[Records from a data collection]
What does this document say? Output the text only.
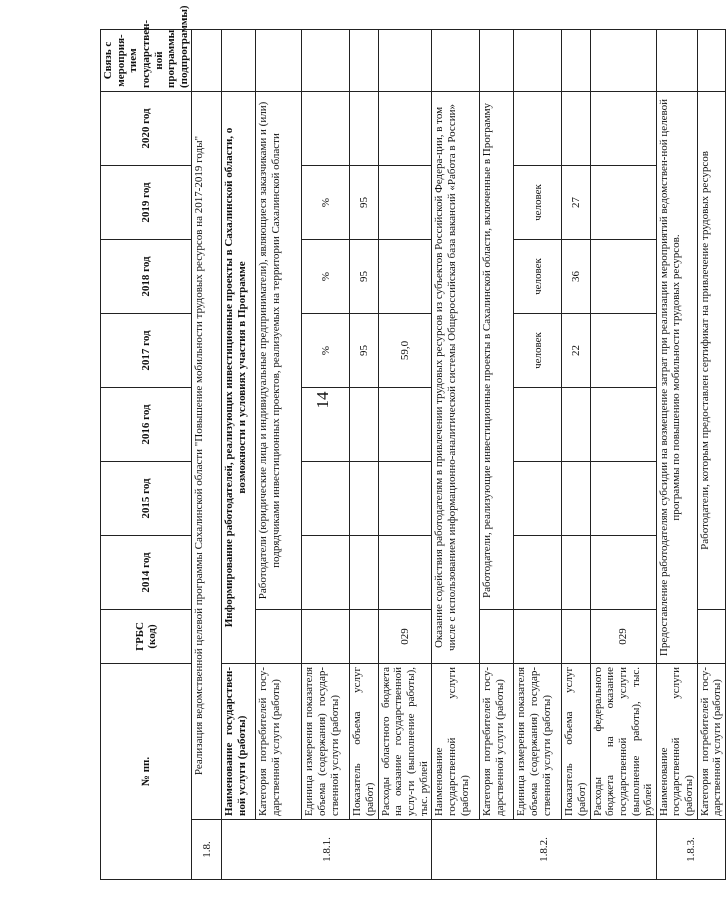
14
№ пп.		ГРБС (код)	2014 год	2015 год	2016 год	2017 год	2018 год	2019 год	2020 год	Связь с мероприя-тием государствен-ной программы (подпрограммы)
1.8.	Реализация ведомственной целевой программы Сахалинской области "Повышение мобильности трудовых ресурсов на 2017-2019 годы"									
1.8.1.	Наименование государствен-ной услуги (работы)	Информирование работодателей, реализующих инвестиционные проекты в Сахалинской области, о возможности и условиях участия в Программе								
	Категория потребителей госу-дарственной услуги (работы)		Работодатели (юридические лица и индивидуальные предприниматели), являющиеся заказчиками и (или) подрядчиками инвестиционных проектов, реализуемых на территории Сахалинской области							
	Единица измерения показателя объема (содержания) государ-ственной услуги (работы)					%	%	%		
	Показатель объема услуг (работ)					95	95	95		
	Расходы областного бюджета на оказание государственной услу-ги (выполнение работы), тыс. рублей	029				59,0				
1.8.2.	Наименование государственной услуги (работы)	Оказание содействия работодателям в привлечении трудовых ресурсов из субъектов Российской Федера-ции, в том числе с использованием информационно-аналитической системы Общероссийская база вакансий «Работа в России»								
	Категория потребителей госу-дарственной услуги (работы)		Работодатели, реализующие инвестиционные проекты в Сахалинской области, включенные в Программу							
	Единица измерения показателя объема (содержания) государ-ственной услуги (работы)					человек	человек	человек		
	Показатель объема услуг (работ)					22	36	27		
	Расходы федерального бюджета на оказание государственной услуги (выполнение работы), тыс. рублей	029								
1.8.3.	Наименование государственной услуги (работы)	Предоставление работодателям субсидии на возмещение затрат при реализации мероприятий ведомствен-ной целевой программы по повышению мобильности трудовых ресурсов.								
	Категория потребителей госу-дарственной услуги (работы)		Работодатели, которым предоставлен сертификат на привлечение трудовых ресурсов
--
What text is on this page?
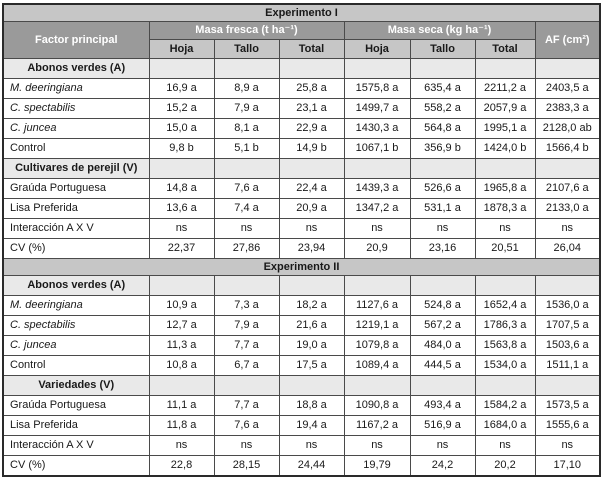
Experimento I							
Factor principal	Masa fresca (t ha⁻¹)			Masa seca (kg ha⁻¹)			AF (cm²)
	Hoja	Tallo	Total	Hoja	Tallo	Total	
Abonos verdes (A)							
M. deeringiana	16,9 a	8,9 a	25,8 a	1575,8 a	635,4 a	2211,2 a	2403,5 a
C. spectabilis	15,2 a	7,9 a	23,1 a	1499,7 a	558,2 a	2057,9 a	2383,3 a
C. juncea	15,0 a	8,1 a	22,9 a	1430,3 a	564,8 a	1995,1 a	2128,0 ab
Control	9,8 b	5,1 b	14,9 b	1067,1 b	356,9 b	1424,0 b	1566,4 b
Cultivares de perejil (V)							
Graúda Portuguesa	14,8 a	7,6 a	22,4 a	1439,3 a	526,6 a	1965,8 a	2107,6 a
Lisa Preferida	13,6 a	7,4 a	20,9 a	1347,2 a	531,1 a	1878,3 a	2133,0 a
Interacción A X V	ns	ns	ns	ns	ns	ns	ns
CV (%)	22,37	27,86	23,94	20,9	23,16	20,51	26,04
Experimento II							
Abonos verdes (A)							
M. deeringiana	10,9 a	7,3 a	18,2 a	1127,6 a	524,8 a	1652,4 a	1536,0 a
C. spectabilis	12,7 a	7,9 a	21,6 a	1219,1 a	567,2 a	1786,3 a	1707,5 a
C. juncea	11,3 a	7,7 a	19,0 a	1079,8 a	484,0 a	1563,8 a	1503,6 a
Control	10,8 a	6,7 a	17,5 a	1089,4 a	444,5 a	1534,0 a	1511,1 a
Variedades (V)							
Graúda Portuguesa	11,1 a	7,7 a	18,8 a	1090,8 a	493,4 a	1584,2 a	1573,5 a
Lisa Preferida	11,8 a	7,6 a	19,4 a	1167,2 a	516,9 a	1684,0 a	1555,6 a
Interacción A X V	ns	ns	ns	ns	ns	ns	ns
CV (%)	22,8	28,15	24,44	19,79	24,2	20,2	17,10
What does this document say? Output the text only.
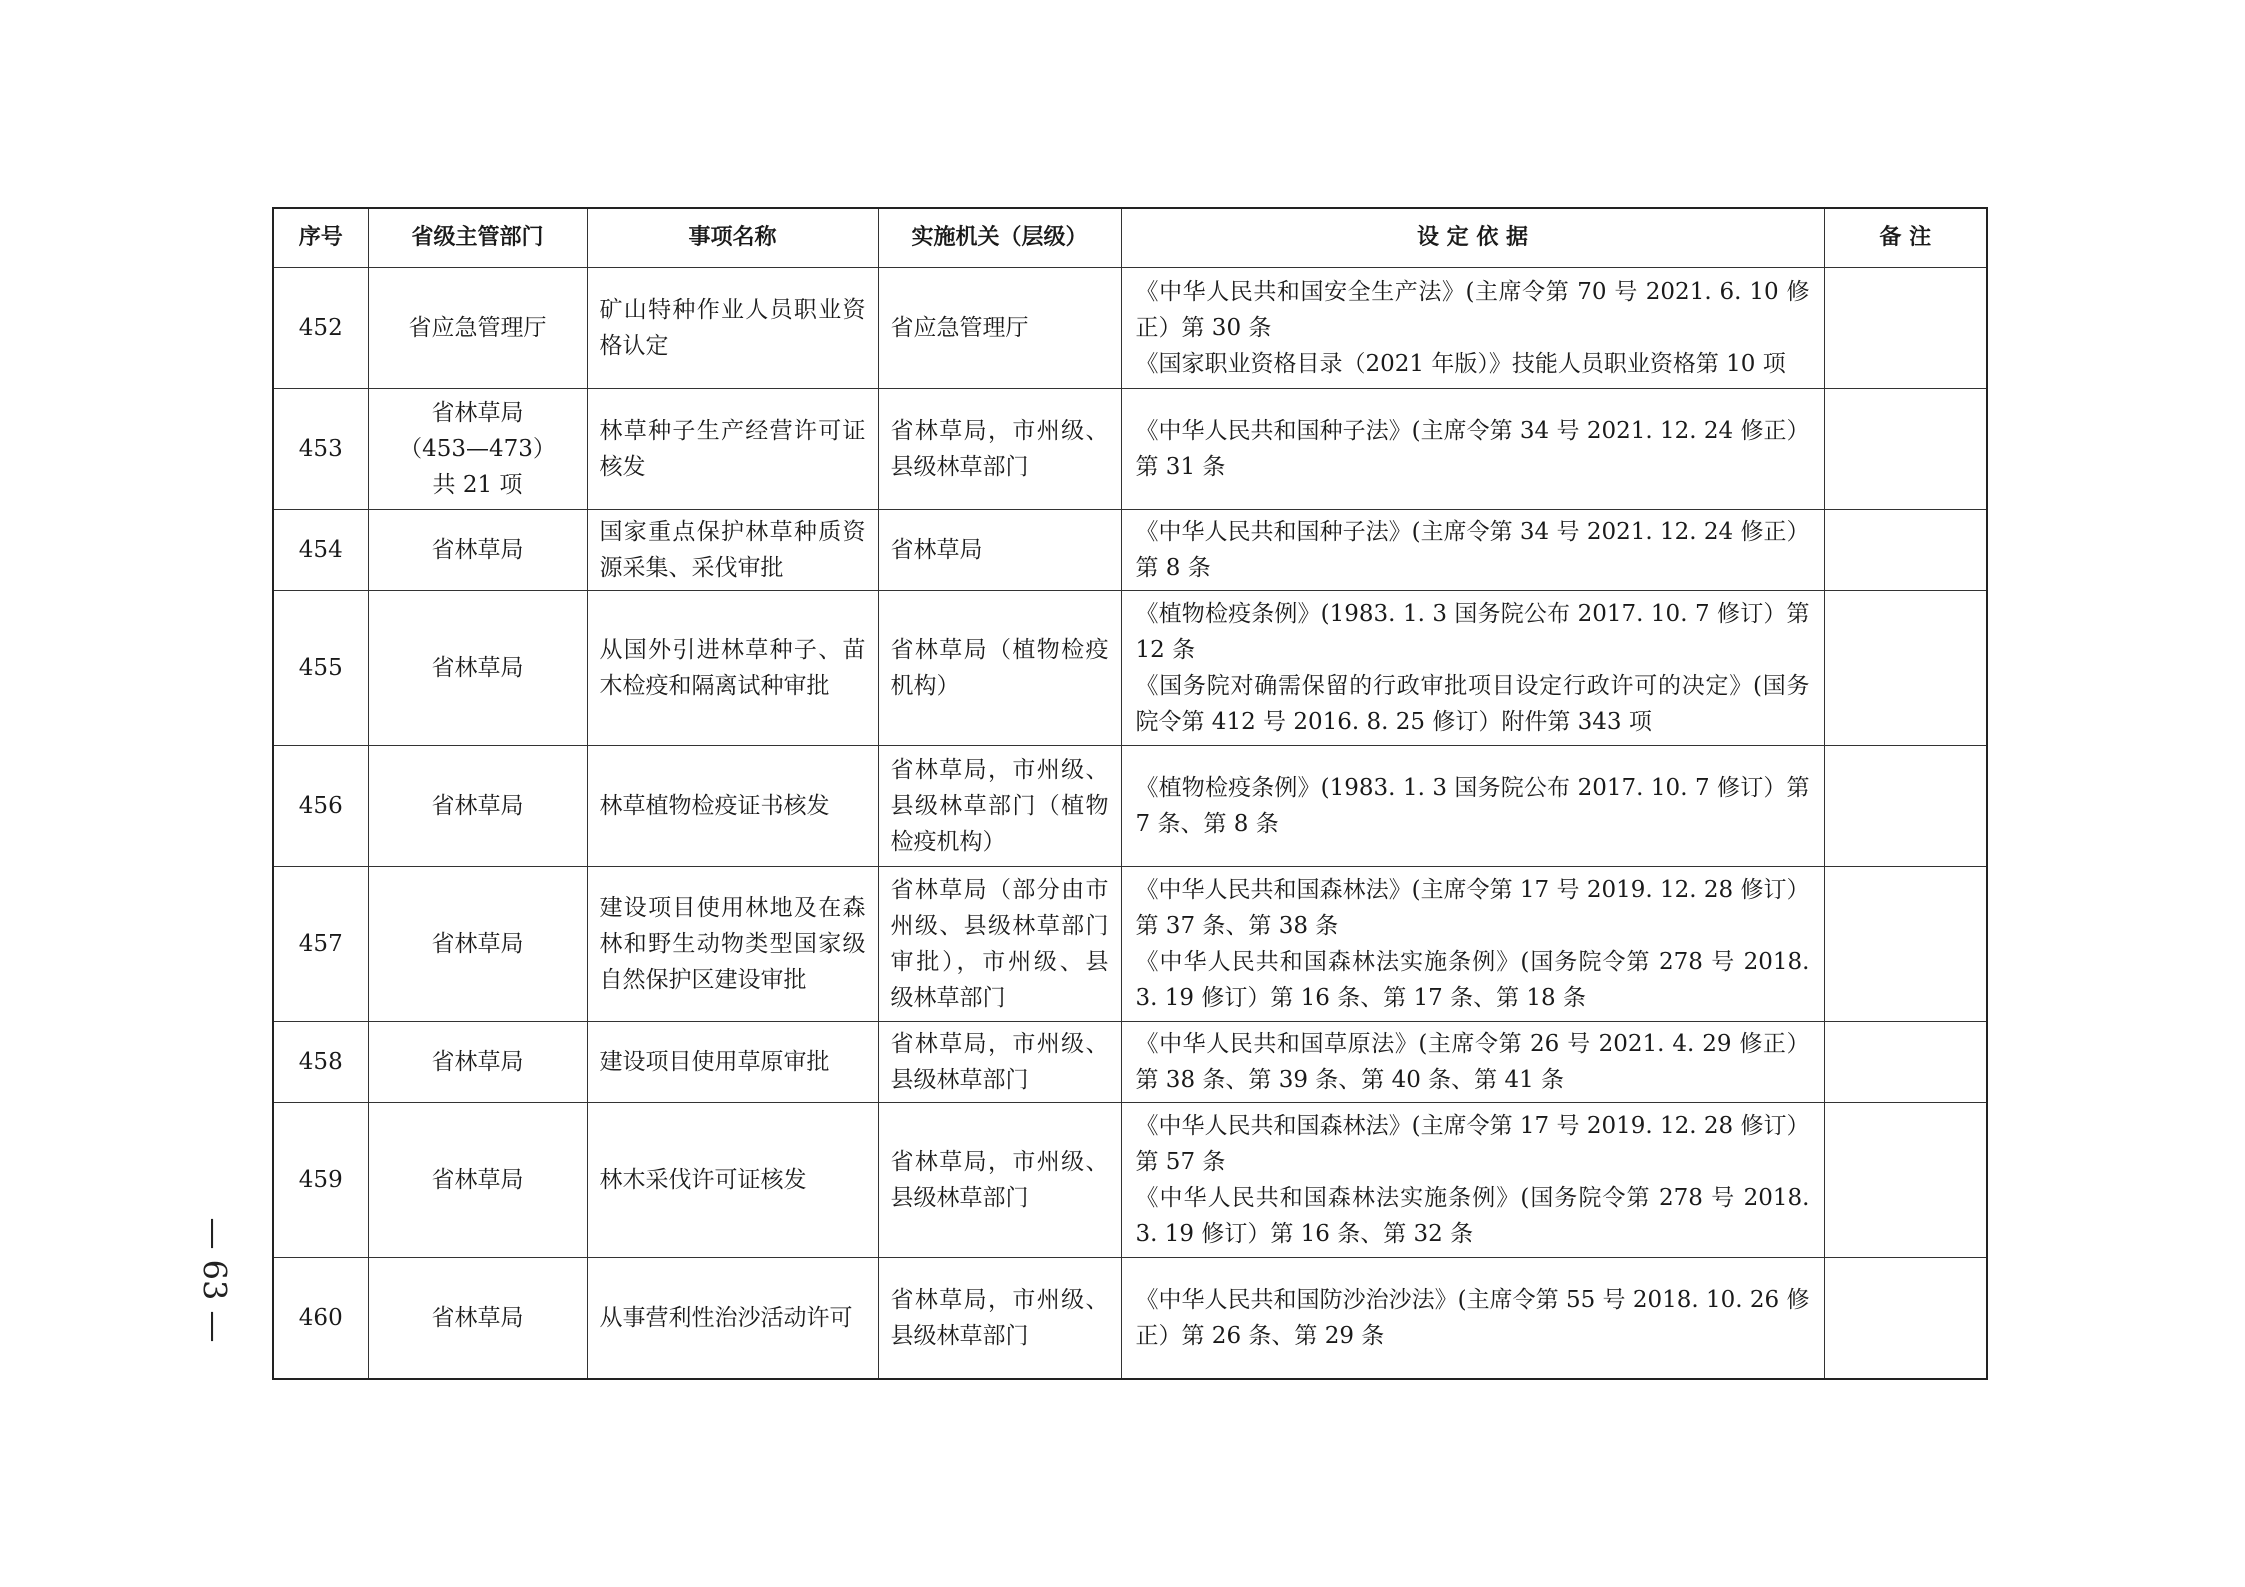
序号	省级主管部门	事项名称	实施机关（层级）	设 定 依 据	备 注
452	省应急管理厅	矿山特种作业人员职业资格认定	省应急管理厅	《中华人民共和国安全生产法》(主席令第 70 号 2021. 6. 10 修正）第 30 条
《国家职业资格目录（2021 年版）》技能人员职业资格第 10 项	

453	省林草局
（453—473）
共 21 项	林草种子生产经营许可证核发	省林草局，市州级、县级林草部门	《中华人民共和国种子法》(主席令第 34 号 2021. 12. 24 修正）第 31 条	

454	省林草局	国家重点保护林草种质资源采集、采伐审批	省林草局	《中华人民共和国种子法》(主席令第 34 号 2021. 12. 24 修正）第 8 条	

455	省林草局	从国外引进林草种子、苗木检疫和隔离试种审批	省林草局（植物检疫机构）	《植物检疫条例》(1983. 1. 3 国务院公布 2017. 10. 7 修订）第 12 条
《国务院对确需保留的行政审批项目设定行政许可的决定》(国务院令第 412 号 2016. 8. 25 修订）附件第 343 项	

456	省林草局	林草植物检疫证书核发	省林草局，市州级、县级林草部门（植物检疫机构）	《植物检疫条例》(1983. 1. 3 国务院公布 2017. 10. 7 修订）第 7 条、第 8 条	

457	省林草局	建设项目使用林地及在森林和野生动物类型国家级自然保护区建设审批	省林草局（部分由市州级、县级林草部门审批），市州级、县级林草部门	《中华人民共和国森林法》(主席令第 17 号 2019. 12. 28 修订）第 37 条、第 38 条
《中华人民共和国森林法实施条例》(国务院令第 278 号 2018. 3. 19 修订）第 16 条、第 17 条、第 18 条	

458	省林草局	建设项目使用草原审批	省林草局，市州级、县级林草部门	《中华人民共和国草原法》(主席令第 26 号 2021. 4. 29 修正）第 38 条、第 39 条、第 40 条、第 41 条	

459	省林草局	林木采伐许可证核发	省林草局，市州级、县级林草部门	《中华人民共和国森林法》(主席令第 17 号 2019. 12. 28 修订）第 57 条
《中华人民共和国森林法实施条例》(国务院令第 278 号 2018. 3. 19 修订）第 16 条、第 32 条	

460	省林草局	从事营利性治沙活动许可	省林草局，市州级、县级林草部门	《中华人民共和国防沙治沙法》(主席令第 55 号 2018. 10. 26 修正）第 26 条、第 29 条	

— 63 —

• [Challenge] Count how many lines above include the word "Категория" and answer with that figure only.

• [Worked solution] 3